Lines containing the word "PARK" are to be located and copied.

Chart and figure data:
[Begin]

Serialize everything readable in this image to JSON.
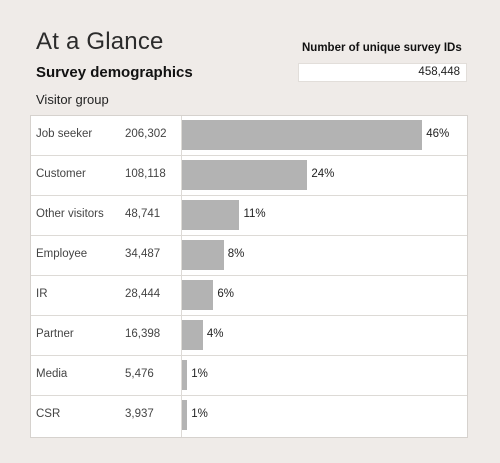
{
  "page_title": "At a Glance",
  "section_title": "Survey demographics",
  "group_label": "Visitor group",
  "metric": {
    "label": "Number of unique survey IDs",
    "value": "458,448"
  },
  "chart_data": {
    "type": "bar",
    "orientation": "horizontal",
    "title": "",
    "categories": [
      "Job seeker",
      "Customer",
      "Other visitors",
      "Employee",
      "IR",
      "Partner",
      "Media",
      "CSR"
    ],
    "counts": [
      "206,302",
      "108,118",
      "48,741",
      "34,487",
      "28,444",
      "16,398",
      "5,476",
      "3,937"
    ],
    "values": [
      46,
      24,
      11,
      8,
      6,
      4,
      1,
      1
    ],
    "percent_labels": [
      "46%",
      "24%",
      "11%",
      "8%",
      "6%",
      "4%",
      "1%",
      "1%"
    ],
    "xlim": [
      0,
      54
    ],
    "grid": false,
    "bar_color": "#b3b3b3"
  }
}
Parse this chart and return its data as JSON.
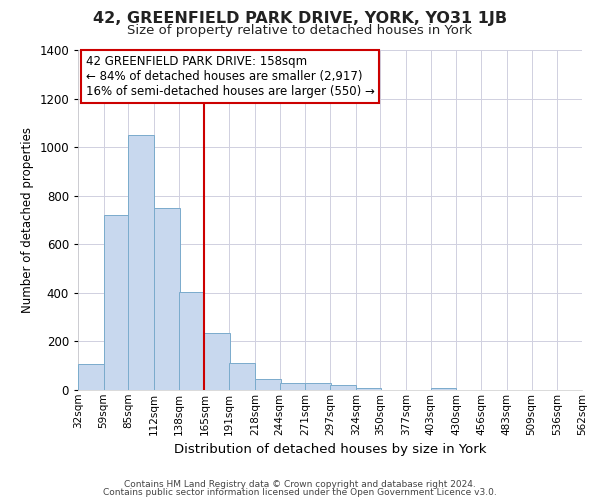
{
  "title1": "42, GREENFIELD PARK DRIVE, YORK, YO31 1JB",
  "title2": "Size of property relative to detached houses in York",
  "xlabel": "Distribution of detached houses by size in York",
  "ylabel": "Number of detached properties",
  "footnote1": "Contains HM Land Registry data © Crown copyright and database right 2024.",
  "footnote2": "Contains public sector information licensed under the Open Government Licence v3.0.",
  "annotation_line1": "42 GREENFIELD PARK DRIVE: 158sqm",
  "annotation_line2": "← 84% of detached houses are smaller (2,917)",
  "annotation_line3": "16% of semi-detached houses are larger (550) →",
  "bar_color": "#c8d8ee",
  "bar_edge_color": "#7aabcc",
  "vline_color": "#cc0000",
  "bins": [
    32,
    59,
    85,
    112,
    138,
    165,
    191,
    218,
    244,
    271,
    297,
    324,
    350,
    377,
    403,
    430,
    456,
    483,
    509,
    536,
    562
  ],
  "counts": [
    107,
    722,
    1052,
    748,
    403,
    236,
    111,
    47,
    29,
    30,
    20,
    10,
    0,
    0,
    10,
    0,
    0,
    0,
    0,
    0
  ],
  "ylim": [
    0,
    1400
  ],
  "yticks": [
    0,
    200,
    400,
    600,
    800,
    1000,
    1200,
    1400
  ],
  "grid_color": "#d0d0e0",
  "bg_color": "#ffffff",
  "title1_fontsize": 11.5,
  "title2_fontsize": 9.5,
  "xlabel_fontsize": 9.5,
  "ylabel_fontsize": 8.5,
  "annotation_fontsize": 8.5,
  "annotation_box_color": "#ffffff",
  "annotation_box_edge": "#cc0000",
  "footnote_fontsize": 6.5
}
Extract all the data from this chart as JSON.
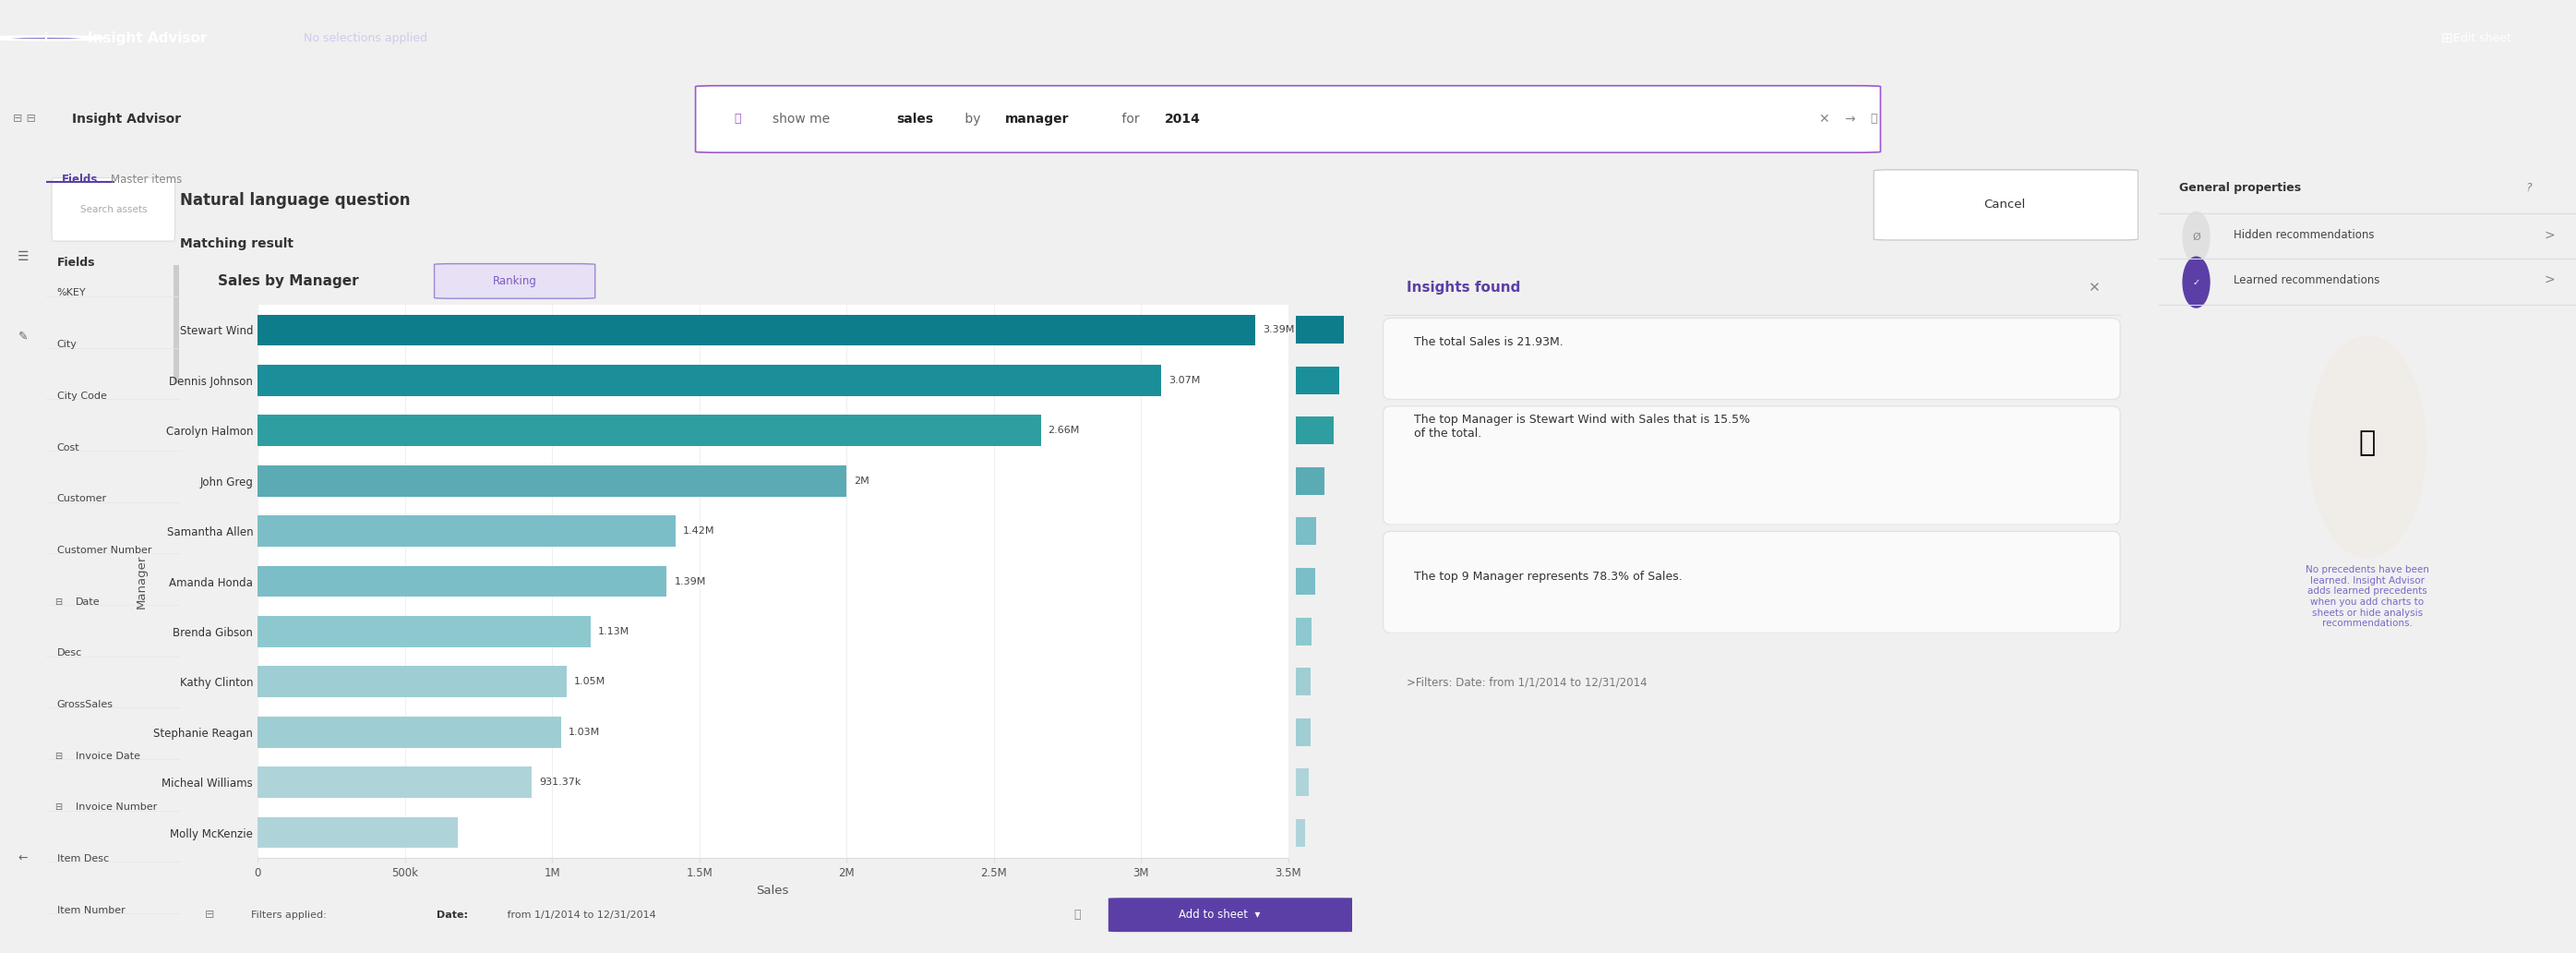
{
  "title": "Sales by Manager",
  "ranking_label": "Ranking",
  "managers": [
    "Stewart Wind",
    "Dennis Johnson",
    "Carolyn Halmon",
    "John Greg",
    "Samantha Allen",
    "Amanda Honda",
    "Brenda Gibson",
    "Kathy Clinton",
    "Stephanie Reagan",
    "Micheal Williams",
    "Molly McKenzie"
  ],
  "sales": [
    3390000,
    3070000,
    2660000,
    2000000,
    1420000,
    1390000,
    1130000,
    1050000,
    1030000,
    931370,
    680000
  ],
  "bar_labels": [
    "3.39M",
    "3.07M",
    "2.66M",
    "2M",
    "1.42M",
    "1.39M",
    "1.13M",
    "1.05M",
    "1.03M",
    "931.37k",
    ""
  ],
  "bar_colors": [
    "#0d7d8c",
    "#1a8f9a",
    "#2e9ea0",
    "#5babb5",
    "#7bbec7",
    "#7bbec7",
    "#8ec8cf",
    "#9fcdd4",
    "#9fcdd4",
    "#aed4da",
    "#aed4da"
  ],
  "xlabel": "Sales",
  "ylabel": "Manager",
  "xlim": [
    0,
    3500000
  ],
  "xtick_labels": [
    "0",
    "500k",
    "1M",
    "1.5M",
    "2M",
    "2.5M",
    "3M",
    "3.5M"
  ],
  "xtick_values": [
    0,
    500000,
    1000000,
    1500000,
    2000000,
    2500000,
    3000000,
    3500000
  ],
  "chart_bg": "#ffffff",
  "page_bg": "#f0f0f0",
  "insights_title": "Insights found",
  "insights": [
    "The total Sales is 21.93M.",
    "The top Manager is Stewart Wind with Sales that is 15.5%\nof the total.",
    "The top 9 Manager represents 78.3% of Sales."
  ],
  "filter_text": ">Filters: Date: from 1/1/2014 to 12/31/2014",
  "nlq_header": "Natural language question",
  "matching_result": "Matching result",
  "cancel_btn": "Cancel",
  "add_to_sheet": "Add to sheet",
  "sidebar_items": [
    "%KEY",
    "City",
    "City Code",
    "Cost",
    "Customer",
    "Customer Number",
    "Date",
    "Desc",
    "GrossSales",
    "Invoice Date",
    "Invoice Number",
    "Item Desc",
    "Item Number"
  ],
  "sidebar_title": "Fields",
  "right_panel_title": "General properties",
  "right_panel_items": [
    "Hidden recommendations",
    "Learned recommendations"
  ],
  "main_bg": "#f0f0f0",
  "panel_bg": "#ffffff",
  "sidebar_bg": "#f8f8f8",
  "header_bg": "#ffffff",
  "top_nav_bg": "#5b3fa6",
  "top_nav_text": "#ffffff"
}
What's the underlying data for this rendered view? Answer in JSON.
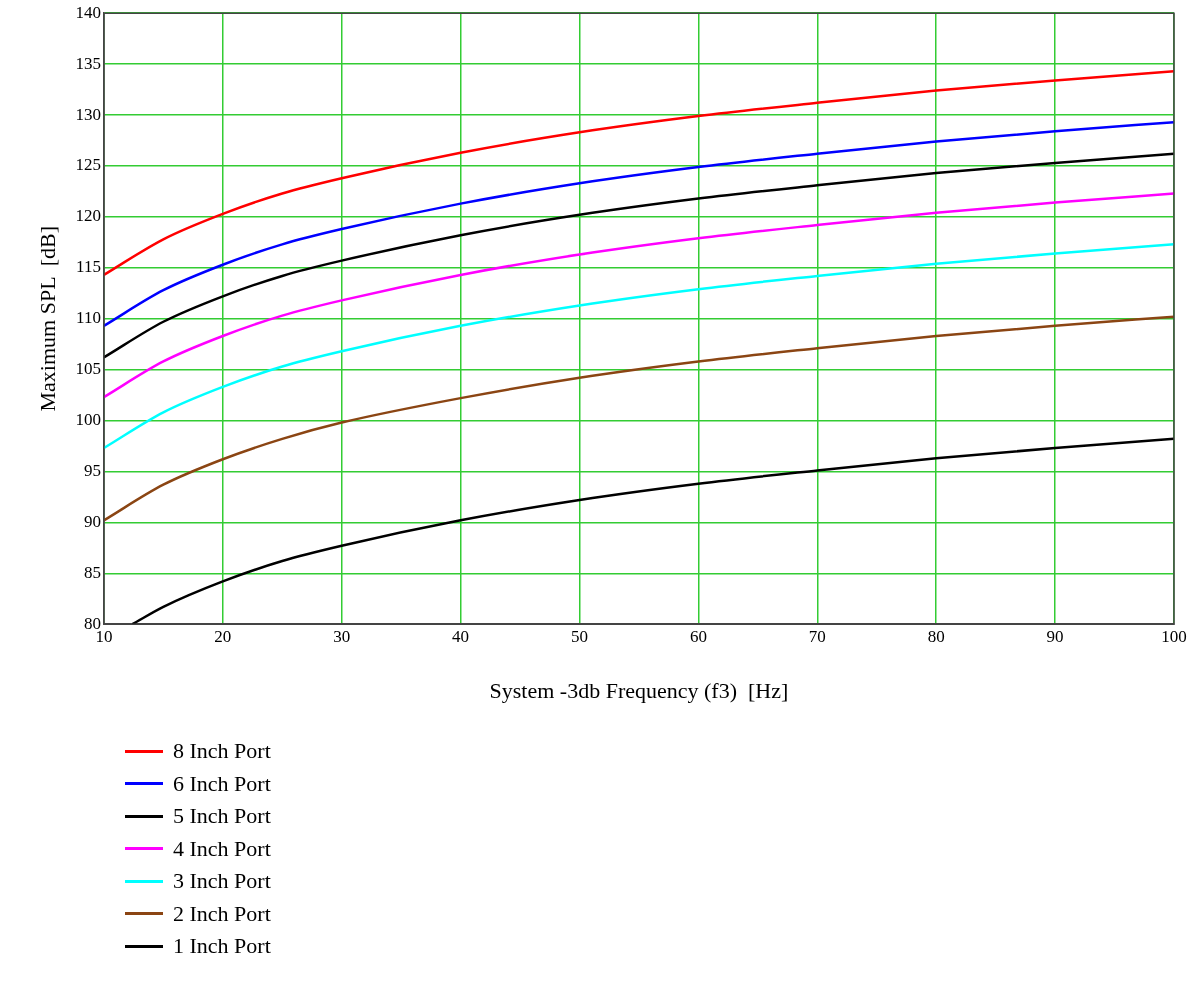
{
  "chart_data": {
    "type": "line",
    "xlabel": "System -3db Frequency (f3)  [Hz]",
    "ylabel": "Maximum SPL  [dB]",
    "xlim": [
      10,
      100
    ],
    "xticks": [
      10,
      20,
      30,
      40,
      50,
      60,
      70,
      80,
      90,
      100
    ],
    "ylim": [
      80,
      140
    ],
    "yticks": [
      80,
      85,
      90,
      95,
      100,
      105,
      110,
      115,
      120,
      125,
      130,
      135,
      140
    ],
    "grid": true,
    "legend": "bottom left",
    "marker": "none",
    "line_style": "solid",
    "series": [
      {
        "name": "8 Inch Port",
        "color": "#ff0000",
        "x": [
          10,
          15,
          20,
          25,
          30,
          40,
          50,
          60,
          70,
          80,
          90,
          100
        ],
        "values": [
          114.3,
          117.8,
          120.3,
          122.3,
          123.8,
          126.3,
          128.3,
          129.9,
          131.2,
          132.4,
          133.4,
          134.3
        ]
      },
      {
        "name": "6 Inch Port",
        "color": "#0000ff",
        "x": [
          10,
          15,
          20,
          25,
          30,
          40,
          50,
          60,
          70,
          80,
          90,
          100
        ],
        "values": [
          109.3,
          112.8,
          115.3,
          117.3,
          118.8,
          121.3,
          123.3,
          124.9,
          126.2,
          127.4,
          128.4,
          129.3
        ]
      },
      {
        "name": "5 Inch Port",
        "color": "#000000",
        "x": [
          10,
          15,
          20,
          25,
          30,
          40,
          50,
          60,
          70,
          80,
          90,
          100
        ],
        "values": [
          106.2,
          109.7,
          112.2,
          114.2,
          115.7,
          118.2,
          120.2,
          121.8,
          123.1,
          124.3,
          125.3,
          126.2
        ]
      },
      {
        "name": "4 Inch Port",
        "color": "#ff00ff",
        "x": [
          10,
          15,
          20,
          25,
          30,
          40,
          50,
          60,
          70,
          80,
          90,
          100
        ],
        "values": [
          102.3,
          105.8,
          108.3,
          110.3,
          111.8,
          114.3,
          116.3,
          117.9,
          119.2,
          120.4,
          121.4,
          122.3
        ]
      },
      {
        "name": "3 Inch Port",
        "color": "#00ffff",
        "x": [
          10,
          15,
          20,
          25,
          30,
          40,
          50,
          60,
          70,
          80,
          90,
          100
        ],
        "values": [
          97.3,
          100.8,
          103.3,
          105.3,
          106.8,
          109.3,
          111.3,
          112.9,
          114.2,
          115.4,
          116.4,
          117.3
        ]
      },
      {
        "name": "2 Inch Port",
        "color": "#8b4513",
        "x": [
          10,
          15,
          20,
          25,
          30,
          40,
          50,
          60,
          70,
          80,
          90,
          100
        ],
        "values": [
          90.2,
          93.7,
          96.2,
          98.2,
          99.8,
          102.2,
          104.2,
          105.8,
          107.1,
          108.3,
          109.3,
          110.2
        ]
      },
      {
        "name": "1 Inch Port",
        "color": "#000000",
        "x": [
          12.4,
          15,
          20,
          25,
          30,
          40,
          50,
          60,
          70,
          80,
          90,
          100
        ],
        "values": [
          80.0,
          81.7,
          84.2,
          86.2,
          87.7,
          90.2,
          92.2,
          93.8,
          95.1,
          96.3,
          97.3,
          98.2
        ]
      }
    ]
  }
}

[End]

Answer to the problem:
  "title1": "42, GREENFIELD PARK DRIVE, YORK, YO31 1JB",
  "annotation_line1": "42 GREENFIELD PARK DRIVE: 158sqm",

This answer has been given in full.